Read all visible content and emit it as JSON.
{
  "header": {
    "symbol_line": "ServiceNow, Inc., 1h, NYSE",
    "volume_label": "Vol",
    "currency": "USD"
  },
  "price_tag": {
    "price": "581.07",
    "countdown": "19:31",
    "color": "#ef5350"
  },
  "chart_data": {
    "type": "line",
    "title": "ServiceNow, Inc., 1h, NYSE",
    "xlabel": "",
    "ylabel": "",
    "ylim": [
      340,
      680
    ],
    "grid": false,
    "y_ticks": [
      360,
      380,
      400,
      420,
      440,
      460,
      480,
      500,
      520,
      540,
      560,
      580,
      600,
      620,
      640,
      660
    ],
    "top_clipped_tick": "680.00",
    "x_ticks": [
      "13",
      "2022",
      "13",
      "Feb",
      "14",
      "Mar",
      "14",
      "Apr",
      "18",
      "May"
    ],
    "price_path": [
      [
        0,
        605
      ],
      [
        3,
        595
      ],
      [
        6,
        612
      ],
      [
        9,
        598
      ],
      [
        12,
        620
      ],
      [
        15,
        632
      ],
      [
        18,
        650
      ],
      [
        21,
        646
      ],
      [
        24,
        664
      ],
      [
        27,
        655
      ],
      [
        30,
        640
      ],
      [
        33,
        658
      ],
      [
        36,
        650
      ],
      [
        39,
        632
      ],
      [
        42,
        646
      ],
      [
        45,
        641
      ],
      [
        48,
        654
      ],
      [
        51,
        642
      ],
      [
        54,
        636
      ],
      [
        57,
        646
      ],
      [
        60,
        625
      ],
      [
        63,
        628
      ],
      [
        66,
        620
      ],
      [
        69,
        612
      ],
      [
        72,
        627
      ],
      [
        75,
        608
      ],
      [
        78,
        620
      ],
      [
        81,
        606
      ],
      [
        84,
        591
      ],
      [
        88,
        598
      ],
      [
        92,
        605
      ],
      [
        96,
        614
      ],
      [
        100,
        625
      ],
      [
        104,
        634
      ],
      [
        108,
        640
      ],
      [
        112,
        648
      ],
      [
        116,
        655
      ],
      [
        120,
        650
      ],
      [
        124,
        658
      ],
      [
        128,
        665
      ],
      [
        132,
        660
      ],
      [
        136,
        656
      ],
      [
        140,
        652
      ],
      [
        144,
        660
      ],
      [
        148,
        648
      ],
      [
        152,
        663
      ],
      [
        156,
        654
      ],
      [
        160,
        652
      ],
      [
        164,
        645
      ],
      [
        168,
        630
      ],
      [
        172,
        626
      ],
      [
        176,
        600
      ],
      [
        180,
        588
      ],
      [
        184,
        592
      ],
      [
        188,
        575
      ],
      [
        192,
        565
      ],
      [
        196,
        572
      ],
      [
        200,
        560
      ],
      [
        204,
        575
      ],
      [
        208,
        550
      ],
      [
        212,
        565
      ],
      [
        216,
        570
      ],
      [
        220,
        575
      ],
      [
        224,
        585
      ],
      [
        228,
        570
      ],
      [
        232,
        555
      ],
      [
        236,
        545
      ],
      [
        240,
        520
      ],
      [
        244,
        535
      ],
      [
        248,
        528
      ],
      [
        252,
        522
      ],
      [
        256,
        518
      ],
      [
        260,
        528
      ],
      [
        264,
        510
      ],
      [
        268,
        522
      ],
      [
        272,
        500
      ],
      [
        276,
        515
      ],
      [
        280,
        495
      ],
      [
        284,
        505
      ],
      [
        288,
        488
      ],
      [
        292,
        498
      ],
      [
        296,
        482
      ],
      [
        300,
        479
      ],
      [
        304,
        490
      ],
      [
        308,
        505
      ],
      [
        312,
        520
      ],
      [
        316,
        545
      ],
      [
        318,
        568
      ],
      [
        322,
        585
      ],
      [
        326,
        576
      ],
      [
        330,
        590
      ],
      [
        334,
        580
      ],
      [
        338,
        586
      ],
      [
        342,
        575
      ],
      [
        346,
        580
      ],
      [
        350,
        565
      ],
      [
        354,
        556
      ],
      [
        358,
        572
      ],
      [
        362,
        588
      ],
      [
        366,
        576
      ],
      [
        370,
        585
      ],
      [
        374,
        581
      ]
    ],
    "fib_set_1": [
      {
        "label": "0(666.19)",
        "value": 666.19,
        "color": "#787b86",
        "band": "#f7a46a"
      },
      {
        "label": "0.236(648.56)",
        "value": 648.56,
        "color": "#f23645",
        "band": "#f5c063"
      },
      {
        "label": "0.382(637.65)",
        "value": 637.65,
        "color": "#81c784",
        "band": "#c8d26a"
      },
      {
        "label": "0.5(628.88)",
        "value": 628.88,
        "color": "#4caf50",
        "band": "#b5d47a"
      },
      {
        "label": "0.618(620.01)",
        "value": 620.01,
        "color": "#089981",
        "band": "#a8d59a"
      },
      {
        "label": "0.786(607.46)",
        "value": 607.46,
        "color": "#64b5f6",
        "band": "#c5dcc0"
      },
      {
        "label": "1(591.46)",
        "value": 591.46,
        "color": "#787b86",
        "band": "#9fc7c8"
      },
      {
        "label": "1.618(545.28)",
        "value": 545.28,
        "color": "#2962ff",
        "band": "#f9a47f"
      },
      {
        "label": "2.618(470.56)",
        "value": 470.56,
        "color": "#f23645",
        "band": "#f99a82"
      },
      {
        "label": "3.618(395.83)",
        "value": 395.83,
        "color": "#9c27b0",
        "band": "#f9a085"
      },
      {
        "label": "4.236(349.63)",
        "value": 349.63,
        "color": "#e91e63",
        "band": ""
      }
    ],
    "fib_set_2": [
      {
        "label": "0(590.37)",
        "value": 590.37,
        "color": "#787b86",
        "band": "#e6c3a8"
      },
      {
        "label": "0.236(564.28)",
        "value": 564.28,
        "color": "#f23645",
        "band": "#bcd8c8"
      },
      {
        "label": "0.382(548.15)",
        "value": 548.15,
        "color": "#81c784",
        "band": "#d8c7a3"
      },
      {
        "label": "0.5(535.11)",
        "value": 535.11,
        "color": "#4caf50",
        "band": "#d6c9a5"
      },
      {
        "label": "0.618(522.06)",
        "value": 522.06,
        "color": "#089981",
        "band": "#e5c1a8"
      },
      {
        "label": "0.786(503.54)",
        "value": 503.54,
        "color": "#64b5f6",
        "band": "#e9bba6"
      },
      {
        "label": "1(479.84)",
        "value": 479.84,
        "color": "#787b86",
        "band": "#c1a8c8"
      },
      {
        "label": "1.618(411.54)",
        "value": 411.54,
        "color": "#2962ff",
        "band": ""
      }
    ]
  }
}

WHAT IS ASKED: Repeat the material from above exactly, word for word.

EXERCISE SOLUTION:
Read all visible content and emit it as JSON.
{
  "header": {
    "symbol_line": "ServiceNow, Inc., 1h, NYSE",
    "volume_label": "Vol",
    "currency": "USD"
  },
  "price_tag": {
    "price": "581.07",
    "countdown": "19:31",
    "color": "#ef5350"
  },
  "chart_data": {
    "type": "line",
    "title": "ServiceNow, Inc., 1h, NYSE",
    "xlabel": "",
    "ylabel": "",
    "ylim": [
      340,
      680
    ],
    "grid": false,
    "y_ticks": [
      360,
      380,
      400,
      420,
      440,
      460,
      480,
      500,
      520,
      540,
      560,
      580,
      600,
      620,
      640,
      660
    ],
    "top_clipped_tick": "680.00",
    "x_ticks": [
      "13",
      "2022",
      "13",
      "Feb",
      "14",
      "Mar",
      "14",
      "Apr",
      "18",
      "May"
    ],
    "price_path": [
      [
        0,
        605
      ],
      [
        3,
        595
      ],
      [
        6,
        612
      ],
      [
        9,
        598
      ],
      [
        12,
        620
      ],
      [
        15,
        632
      ],
      [
        18,
        650
      ],
      [
        21,
        646
      ],
      [
        24,
        664
      ],
      [
        27,
        655
      ],
      [
        30,
        640
      ],
      [
        33,
        658
      ],
      [
        36,
        650
      ],
      [
        39,
        632
      ],
      [
        42,
        646
      ],
      [
        45,
        641
      ],
      [
        48,
        654
      ],
      [
        51,
        642
      ],
      [
        54,
        636
      ],
      [
        57,
        646
      ],
      [
        60,
        625
      ],
      [
        63,
        628
      ],
      [
        66,
        620
      ],
      [
        69,
        612
      ],
      [
        72,
        627
      ],
      [
        75,
        608
      ],
      [
        78,
        620
      ],
      [
        81,
        606
      ],
      [
        84,
        591
      ],
      [
        88,
        598
      ],
      [
        92,
        605
      ],
      [
        96,
        614
      ],
      [
        100,
        625
      ],
      [
        104,
        634
      ],
      [
        108,
        640
      ],
      [
        112,
        648
      ],
      [
        116,
        655
      ],
      [
        120,
        650
      ],
      [
        124,
        658
      ],
      [
        128,
        665
      ],
      [
        132,
        660
      ],
      [
        136,
        656
      ],
      [
        140,
        652
      ],
      [
        144,
        660
      ],
      [
        148,
        648
      ],
      [
        152,
        663
      ],
      [
        156,
        654
      ],
      [
        160,
        652
      ],
      [
        164,
        645
      ],
      [
        168,
        630
      ],
      [
        172,
        626
      ],
      [
        176,
        600
      ],
      [
        180,
        588
      ],
      [
        184,
        592
      ],
      [
        188,
        575
      ],
      [
        192,
        565
      ],
      [
        196,
        572
      ],
      [
        200,
        560
      ],
      [
        204,
        575
      ],
      [
        208,
        550
      ],
      [
        212,
        565
      ],
      [
        216,
        570
      ],
      [
        220,
        575
      ],
      [
        224,
        585
      ],
      [
        228,
        570
      ],
      [
        232,
        555
      ],
      [
        236,
        545
      ],
      [
        240,
        520
      ],
      [
        244,
        535
      ],
      [
        248,
        528
      ],
      [
        252,
        522
      ],
      [
        256,
        518
      ],
      [
        260,
        528
      ],
      [
        264,
        510
      ],
      [
        268,
        522
      ],
      [
        272,
        500
      ],
      [
        276,
        515
      ],
      [
        280,
        495
      ],
      [
        284,
        505
      ],
      [
        288,
        488
      ],
      [
        292,
        498
      ],
      [
        296,
        482
      ],
      [
        300,
        479
      ],
      [
        304,
        490
      ],
      [
        308,
        505
      ],
      [
        312,
        520
      ],
      [
        316,
        545
      ],
      [
        318,
        568
      ],
      [
        322,
        585
      ],
      [
        326,
        576
      ],
      [
        330,
        590
      ],
      [
        334,
        580
      ],
      [
        338,
        586
      ],
      [
        342,
        575
      ],
      [
        346,
        580
      ],
      [
        350,
        565
      ],
      [
        354,
        556
      ],
      [
        358,
        572
      ],
      [
        362,
        588
      ],
      [
        366,
        576
      ],
      [
        370,
        585
      ],
      [
        374,
        581
      ]
    ],
    "fib_set_1": [
      {
        "label": "0(666.19)",
        "value": 666.19,
        "color": "#787b86",
        "band": "#f7a46a"
      },
      {
        "label": "0.236(648.56)",
        "value": 648.56,
        "color": "#f23645",
        "band": "#f5c063"
      },
      {
        "label": "0.382(637.65)",
        "value": 637.65,
        "color": "#81c784",
        "band": "#c8d26a"
      },
      {
        "label": "0.5(628.88)",
        "value": 628.88,
        "color": "#4caf50",
        "band": "#b5d47a"
      },
      {
        "label": "0.618(620.01)",
        "value": 620.01,
        "color": "#089981",
        "band": "#a8d59a"
      },
      {
        "label": "0.786(607.46)",
        "value": 607.46,
        "color": "#64b5f6",
        "band": "#c5dcc0"
      },
      {
        "label": "1(591.46)",
        "value": 591.46,
        "color": "#787b86",
        "band": "#9fc7c8"
      },
      {
        "label": "1.618(545.28)",
        "value": 545.28,
        "color": "#2962ff",
        "band": "#f9a47f"
      },
      {
        "label": "2.618(470.56)",
        "value": 470.56,
        "color": "#f23645",
        "band": "#f99a82"
      },
      {
        "label": "3.618(395.83)",
        "value": 395.83,
        "color": "#9c27b0",
        "band": "#f9a085"
      },
      {
        "label": "4.236(349.63)",
        "value": 349.63,
        "color": "#e91e63",
        "band": ""
      }
    ],
    "fib_set_2": [
      {
        "label": "0(590.37)",
        "value": 590.37,
        "color": "#787b86",
        "band": "#e6c3a8"
      },
      {
        "label": "0.236(564.28)",
        "value": 564.28,
        "color": "#f23645",
        "band": "#bcd8c8"
      },
      {
        "label": "0.382(548.15)",
        "value": 548.15,
        "color": "#81c784",
        "band": "#d8c7a3"
      },
      {
        "label": "0.5(535.11)",
        "value": 535.11,
        "color": "#4caf50",
        "band": "#d6c9a5"
      },
      {
        "label": "0.618(522.06)",
        "value": 522.06,
        "color": "#089981",
        "band": "#e5c1a8"
      },
      {
        "label": "0.786(503.54)",
        "value": 503.54,
        "color": "#64b5f6",
        "band": "#e9bba6"
      },
      {
        "label": "1(479.84)",
        "value": 479.84,
        "color": "#787b86",
        "band": "#c1a8c8"
      },
      {
        "label": "1.618(411.54)",
        "value": 411.54,
        "color": "#2962ff",
        "band": ""
      }
    ]
  }
}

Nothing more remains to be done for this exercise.